What this task involves: Go through the entries below and return every line that contains "causal".

Record set:
....................

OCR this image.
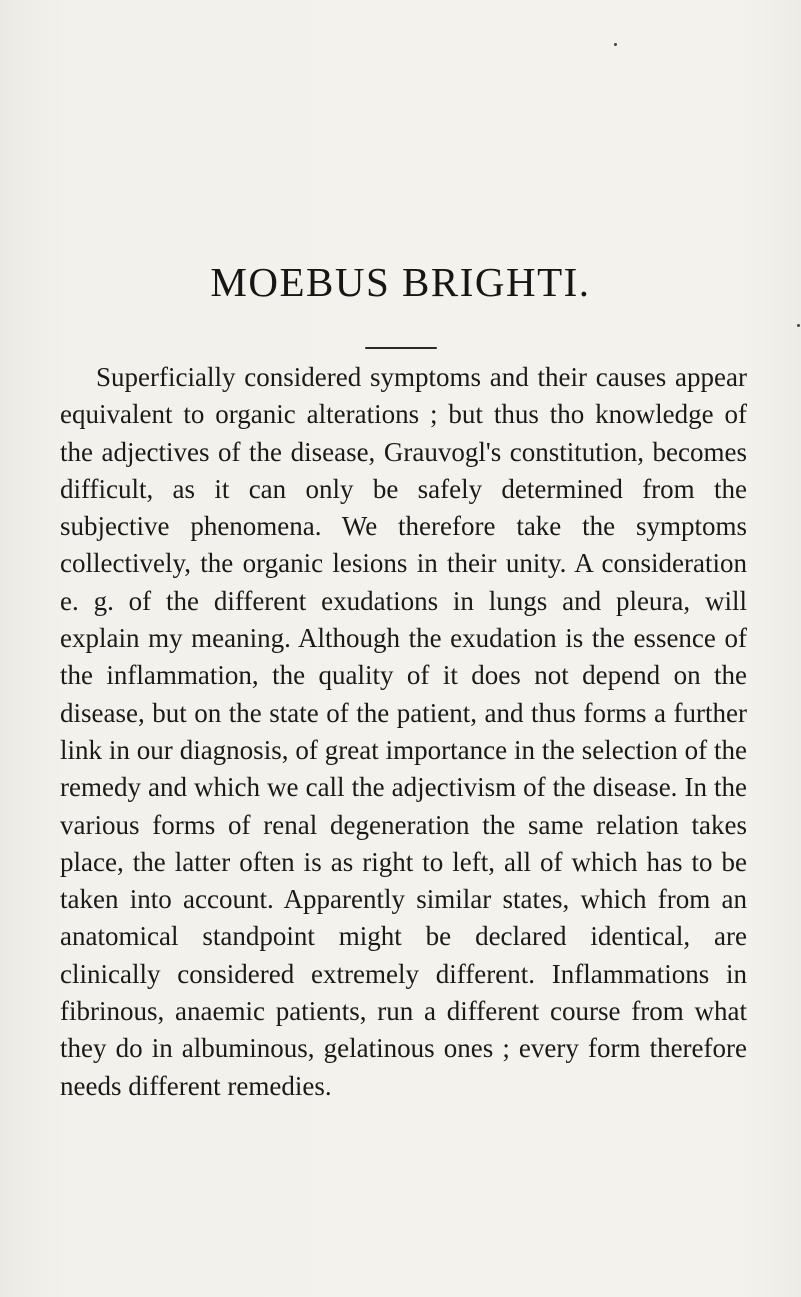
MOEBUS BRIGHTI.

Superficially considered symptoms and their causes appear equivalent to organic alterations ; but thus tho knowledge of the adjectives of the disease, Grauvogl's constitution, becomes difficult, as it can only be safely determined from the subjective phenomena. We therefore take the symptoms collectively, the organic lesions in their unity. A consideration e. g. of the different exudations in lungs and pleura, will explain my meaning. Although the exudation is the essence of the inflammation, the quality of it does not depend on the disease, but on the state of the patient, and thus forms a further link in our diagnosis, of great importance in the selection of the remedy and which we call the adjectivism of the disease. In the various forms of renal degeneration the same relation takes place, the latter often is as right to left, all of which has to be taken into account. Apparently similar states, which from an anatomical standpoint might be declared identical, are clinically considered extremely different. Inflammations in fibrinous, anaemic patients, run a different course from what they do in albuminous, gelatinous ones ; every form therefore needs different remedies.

....................

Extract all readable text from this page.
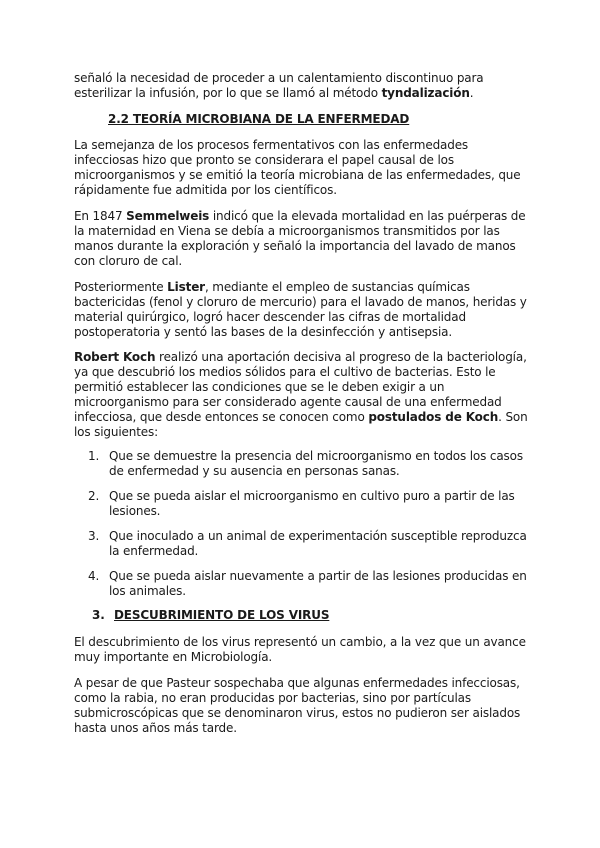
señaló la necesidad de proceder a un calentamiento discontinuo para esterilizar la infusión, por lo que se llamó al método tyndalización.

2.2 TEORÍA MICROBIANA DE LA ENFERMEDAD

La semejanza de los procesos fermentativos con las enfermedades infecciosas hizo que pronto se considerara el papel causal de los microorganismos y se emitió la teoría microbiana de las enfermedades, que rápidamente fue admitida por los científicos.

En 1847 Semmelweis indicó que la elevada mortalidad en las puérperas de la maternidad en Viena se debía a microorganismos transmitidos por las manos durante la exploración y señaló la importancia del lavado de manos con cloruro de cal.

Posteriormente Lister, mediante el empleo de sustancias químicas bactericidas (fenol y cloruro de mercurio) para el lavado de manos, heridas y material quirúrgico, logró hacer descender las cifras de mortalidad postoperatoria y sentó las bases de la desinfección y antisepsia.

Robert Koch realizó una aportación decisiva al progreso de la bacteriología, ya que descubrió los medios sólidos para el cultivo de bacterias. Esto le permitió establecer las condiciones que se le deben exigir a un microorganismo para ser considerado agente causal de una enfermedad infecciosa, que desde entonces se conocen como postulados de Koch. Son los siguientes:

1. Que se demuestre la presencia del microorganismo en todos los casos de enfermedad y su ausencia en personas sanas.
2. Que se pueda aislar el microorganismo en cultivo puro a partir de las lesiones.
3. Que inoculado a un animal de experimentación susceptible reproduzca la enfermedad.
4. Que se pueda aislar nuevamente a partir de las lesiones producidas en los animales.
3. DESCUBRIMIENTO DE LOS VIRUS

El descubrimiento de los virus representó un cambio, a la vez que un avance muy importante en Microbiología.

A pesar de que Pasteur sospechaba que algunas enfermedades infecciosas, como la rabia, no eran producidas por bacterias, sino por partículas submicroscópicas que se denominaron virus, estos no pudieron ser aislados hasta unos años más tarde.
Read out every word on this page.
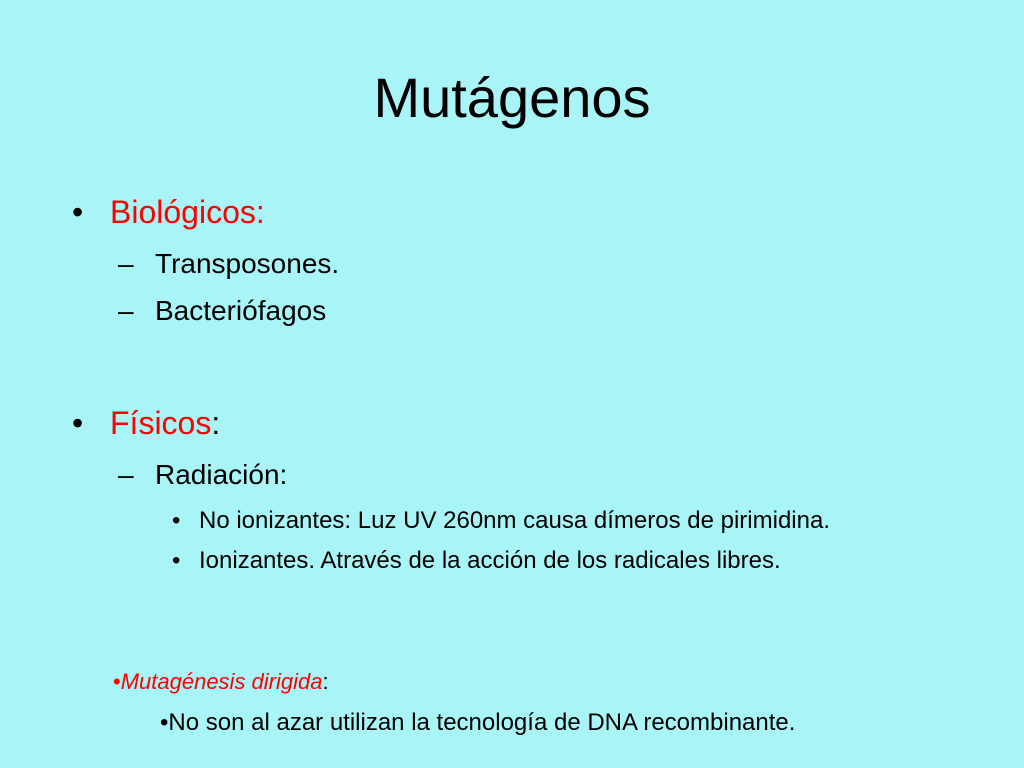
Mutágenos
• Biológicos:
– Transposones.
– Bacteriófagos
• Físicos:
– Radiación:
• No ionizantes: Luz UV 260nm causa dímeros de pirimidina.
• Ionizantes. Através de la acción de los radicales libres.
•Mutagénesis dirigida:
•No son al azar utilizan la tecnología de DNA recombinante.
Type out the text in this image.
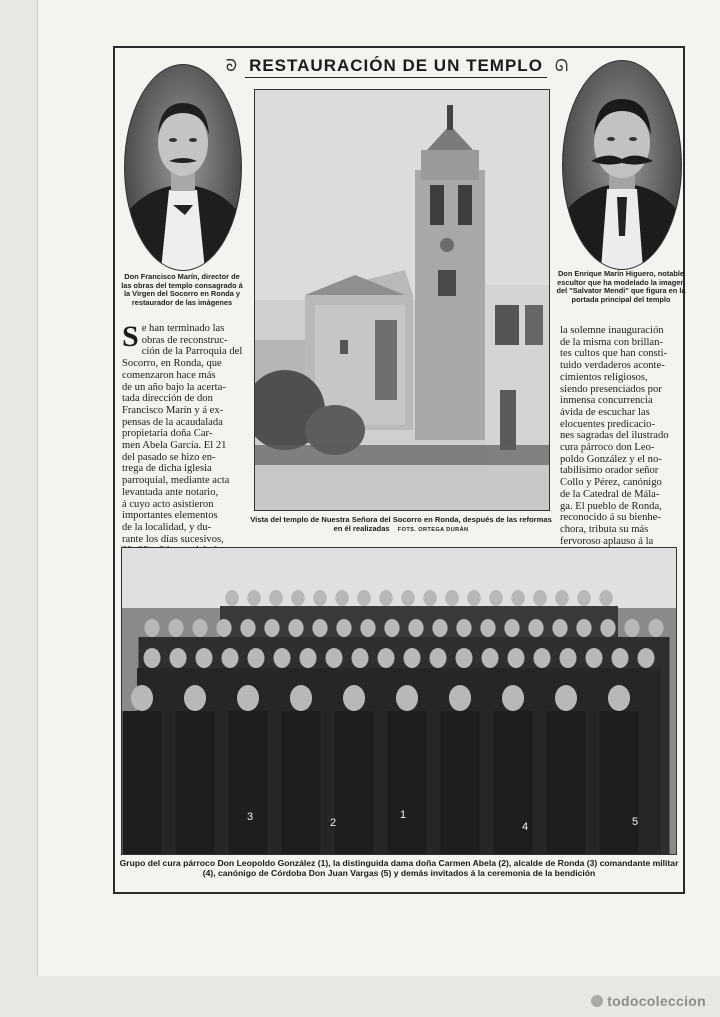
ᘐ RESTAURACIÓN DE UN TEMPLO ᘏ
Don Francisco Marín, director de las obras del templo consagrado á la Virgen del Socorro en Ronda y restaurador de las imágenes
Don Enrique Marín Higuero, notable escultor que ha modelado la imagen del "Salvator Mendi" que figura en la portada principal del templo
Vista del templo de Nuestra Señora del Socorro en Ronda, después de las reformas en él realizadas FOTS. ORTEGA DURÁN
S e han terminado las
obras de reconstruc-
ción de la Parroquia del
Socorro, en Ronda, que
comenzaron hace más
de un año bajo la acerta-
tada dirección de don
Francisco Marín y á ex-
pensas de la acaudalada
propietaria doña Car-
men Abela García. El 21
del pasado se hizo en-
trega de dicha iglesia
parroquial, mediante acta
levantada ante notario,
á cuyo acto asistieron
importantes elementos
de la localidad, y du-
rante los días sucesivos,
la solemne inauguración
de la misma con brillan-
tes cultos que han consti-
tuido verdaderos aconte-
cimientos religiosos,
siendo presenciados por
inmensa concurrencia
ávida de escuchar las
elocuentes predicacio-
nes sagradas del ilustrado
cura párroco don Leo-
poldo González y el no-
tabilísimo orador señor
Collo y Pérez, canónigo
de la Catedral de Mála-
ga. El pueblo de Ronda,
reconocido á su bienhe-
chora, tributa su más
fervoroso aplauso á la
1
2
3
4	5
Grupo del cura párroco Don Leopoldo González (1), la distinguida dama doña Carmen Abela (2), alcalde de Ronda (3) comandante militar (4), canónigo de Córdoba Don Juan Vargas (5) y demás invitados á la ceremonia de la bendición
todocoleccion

....................

Exercise answer:
La semejanza de los procesos fermentativos con las enfermedades infecciosas hizo que pronto se considerara el papel causal de los microorganismos y se emitió la teoría microbiana de las enfermedades, que rápidamente fue admitida por los científicos.
Robert Koch realizó una aportación decisiva al progreso de la bacteriología, ya que descubrió los medios sólidos para el cultivo de bacterias. Esto le permitió establecer las condiciones que se le deben exigir a un microorganismo para ser considerado agente causal de una enfermedad infecciosa, que desde entonces se conocen como postulados de Koch. Son los siguientes:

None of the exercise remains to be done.